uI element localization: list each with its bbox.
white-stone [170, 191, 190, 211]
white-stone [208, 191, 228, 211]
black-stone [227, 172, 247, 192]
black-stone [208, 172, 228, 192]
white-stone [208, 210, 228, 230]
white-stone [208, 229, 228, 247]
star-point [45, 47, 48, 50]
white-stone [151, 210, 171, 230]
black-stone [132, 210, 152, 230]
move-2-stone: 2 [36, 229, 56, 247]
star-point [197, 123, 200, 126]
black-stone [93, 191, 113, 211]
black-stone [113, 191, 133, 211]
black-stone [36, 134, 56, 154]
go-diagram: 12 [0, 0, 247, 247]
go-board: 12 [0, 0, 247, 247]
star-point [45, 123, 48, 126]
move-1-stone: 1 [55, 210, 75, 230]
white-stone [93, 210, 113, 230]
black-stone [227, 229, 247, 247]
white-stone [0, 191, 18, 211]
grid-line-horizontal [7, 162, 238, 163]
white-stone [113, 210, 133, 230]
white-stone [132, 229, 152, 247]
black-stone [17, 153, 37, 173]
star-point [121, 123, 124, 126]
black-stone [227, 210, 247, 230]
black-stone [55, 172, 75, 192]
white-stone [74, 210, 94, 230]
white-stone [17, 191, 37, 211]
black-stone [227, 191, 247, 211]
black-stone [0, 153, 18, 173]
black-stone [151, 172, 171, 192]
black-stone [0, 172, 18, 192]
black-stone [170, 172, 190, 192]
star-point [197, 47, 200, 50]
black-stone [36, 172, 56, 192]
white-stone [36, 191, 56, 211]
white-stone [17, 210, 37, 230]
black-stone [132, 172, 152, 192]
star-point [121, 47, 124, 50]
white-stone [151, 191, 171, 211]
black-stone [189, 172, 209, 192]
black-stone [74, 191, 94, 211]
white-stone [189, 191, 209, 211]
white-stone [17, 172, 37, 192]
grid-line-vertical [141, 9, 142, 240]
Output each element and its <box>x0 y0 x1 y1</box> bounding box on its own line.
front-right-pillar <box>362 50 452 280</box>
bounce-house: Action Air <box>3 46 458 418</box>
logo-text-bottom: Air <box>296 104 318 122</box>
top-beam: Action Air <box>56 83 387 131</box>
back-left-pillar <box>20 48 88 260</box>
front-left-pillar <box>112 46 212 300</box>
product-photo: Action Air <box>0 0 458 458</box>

▶ _TASK REQUIREMENTS_
Copy out every line of the data above without any change.

▶ _RESULT OF THIS TASK_
uI element localization: list each with its bbox.
white-stone [170, 191, 190, 211]
white-stone [208, 191, 228, 211]
black-stone [227, 172, 247, 192]
black-stone [208, 172, 228, 192]
white-stone [208, 210, 228, 230]
white-stone [208, 229, 228, 247]
star-point [45, 47, 48, 50]
white-stone [151, 210, 171, 230]
black-stone [132, 210, 152, 230]
move-2-stone: 2 [36, 229, 56, 247]
star-point [197, 123, 200, 126]
black-stone [93, 191, 113, 211]
black-stone [113, 191, 133, 211]
black-stone [36, 134, 56, 154]
go-diagram: 12 [0, 0, 247, 247]
go-board: 12 [0, 0, 247, 247]
star-point [45, 123, 48, 126]
move-1-stone: 1 [55, 210, 75, 230]
white-stone [93, 210, 113, 230]
black-stone [227, 229, 247, 247]
white-stone [0, 191, 18, 211]
grid-line-horizontal [7, 162, 238, 163]
white-stone [113, 210, 133, 230]
white-stone [132, 229, 152, 247]
black-stone [17, 153, 37, 173]
star-point [121, 123, 124, 126]
black-stone [227, 210, 247, 230]
black-stone [55, 172, 75, 192]
white-stone [74, 210, 94, 230]
white-stone [17, 191, 37, 211]
black-stone [227, 191, 247, 211]
black-stone [0, 153, 18, 173]
black-stone [151, 172, 171, 192]
black-stone [0, 172, 18, 192]
black-stone [170, 172, 190, 192]
star-point [197, 47, 200, 50]
black-stone [36, 172, 56, 192]
white-stone [36, 191, 56, 211]
white-stone [17, 210, 37, 230]
black-stone [132, 172, 152, 192]
star-point [121, 47, 124, 50]
white-stone [151, 191, 171, 211]
black-stone [189, 172, 209, 192]
black-stone [74, 191, 94, 211]
white-stone [189, 191, 209, 211]
white-stone [17, 172, 37, 192]
grid-line-vertical [141, 9, 142, 240]
Output each element and its <box>x0 y0 x1 y1</box> bounding box on its own line.
front-right-pillar <box>362 50 452 280</box>
bounce-house: Action Air <box>3 46 458 418</box>
logo-text-bottom: Air <box>296 104 318 122</box>
top-beam: Action Air <box>56 83 387 131</box>
back-left-pillar <box>20 48 88 260</box>
front-left-pillar <box>112 46 212 300</box>
product-photo: Action Air <box>0 0 458 458</box>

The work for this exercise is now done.